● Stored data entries
● ● ● ●
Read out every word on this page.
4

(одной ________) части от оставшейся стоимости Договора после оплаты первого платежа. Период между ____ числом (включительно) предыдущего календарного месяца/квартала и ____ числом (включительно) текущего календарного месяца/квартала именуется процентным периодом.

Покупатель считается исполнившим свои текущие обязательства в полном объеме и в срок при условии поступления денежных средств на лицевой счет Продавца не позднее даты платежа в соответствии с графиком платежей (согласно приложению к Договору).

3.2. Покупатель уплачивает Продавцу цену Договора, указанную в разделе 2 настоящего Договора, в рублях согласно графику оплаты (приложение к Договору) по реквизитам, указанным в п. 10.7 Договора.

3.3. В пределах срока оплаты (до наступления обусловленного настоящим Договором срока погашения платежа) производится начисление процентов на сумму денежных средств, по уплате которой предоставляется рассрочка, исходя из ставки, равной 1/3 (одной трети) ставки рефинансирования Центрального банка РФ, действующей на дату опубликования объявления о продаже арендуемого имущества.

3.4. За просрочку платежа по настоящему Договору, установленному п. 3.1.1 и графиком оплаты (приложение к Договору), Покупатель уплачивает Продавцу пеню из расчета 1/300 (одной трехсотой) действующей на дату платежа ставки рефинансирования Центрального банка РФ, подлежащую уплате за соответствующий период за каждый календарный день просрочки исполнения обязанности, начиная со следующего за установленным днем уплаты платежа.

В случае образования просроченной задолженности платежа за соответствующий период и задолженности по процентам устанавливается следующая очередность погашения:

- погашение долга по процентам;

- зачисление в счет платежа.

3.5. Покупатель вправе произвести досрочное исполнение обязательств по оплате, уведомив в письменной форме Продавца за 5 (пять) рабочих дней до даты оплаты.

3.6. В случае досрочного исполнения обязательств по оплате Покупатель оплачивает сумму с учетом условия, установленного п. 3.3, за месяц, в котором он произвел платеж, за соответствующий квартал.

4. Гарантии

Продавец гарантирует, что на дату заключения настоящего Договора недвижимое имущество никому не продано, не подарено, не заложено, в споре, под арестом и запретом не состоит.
● ● ● ●
● Your instructions
Each of the records should be retyped exactly.

● Solution to this problem
Read out every word on this page.
4

(одной ________) части от оставшейся стоимости Договора после оплаты первого платежа. Период между ____ числом (включительно) предыдущего календарного месяца/квартала и ____ числом (включительно) текущего календарного месяца/квартала именуется процентным периодом.

Покупатель считается исполнившим свои текущие обязательства в полном объеме и в срок при условии поступления денежных средств на лицевой счет Продавца не позднее даты платежа в соответствии с графиком платежей (согласно приложению к Договору).

3.2. Покупатель уплачивает Продавцу цену Договора, указанную в разделе 2 настоящего Договора, в рублях согласно графику оплаты (приложение к Договору) по реквизитам, указанным в п. 10.7 Договора.

3.3. В пределах срока оплаты (до наступления обусловленного настоящим Договором срока погашения платежа) производится начисление процентов на сумму денежных средств, по уплате которой предоставляется рассрочка, исходя из ставки, равной 1/3 (одной трети) ставки рефинансирования Центрального банка РФ, действующей на дату опубликования объявления о продаже арендуемого имущества.

3.4. За просрочку платежа по настоящему Договору, установленному п. 3.1.1 и графиком оплаты (приложение к Договору), Покупатель уплачивает Продавцу пеню из расчета 1/300 (одной трехсотой) действующей на дату платежа ставки рефинансирования Центрального банка РФ, подлежащую уплате за соответствующий период за каждый календарный день просрочки исполнения обязанности, начиная со следующего за установленным днем уплаты платежа.

В случае образования просроченной задолженности платежа за соответствующий период и задолженности по процентам устанавливается следующая очередность погашения:

- погашение долга по процентам;

- зачисление в счет платежа.

3.5. Покупатель вправе произвести досрочное исполнение обязательств по оплате, уведомив в письменной форме Продавца за 5 (пять) рабочих дней до даты оплаты.

3.6. В случае досрочного исполнения обязательств по оплате Покупатель оплачивает сумму с учетом условия, установленного п. 3.3, за месяц, в котором он произвел платеж, за соответствующий квартал.

4. Гарантии

Продавец гарантирует, что на дату заключения настоящего Договора недвижимое имущество никому не продано, не подарено, не заложено, в споре, под арестом и запретом не состоит.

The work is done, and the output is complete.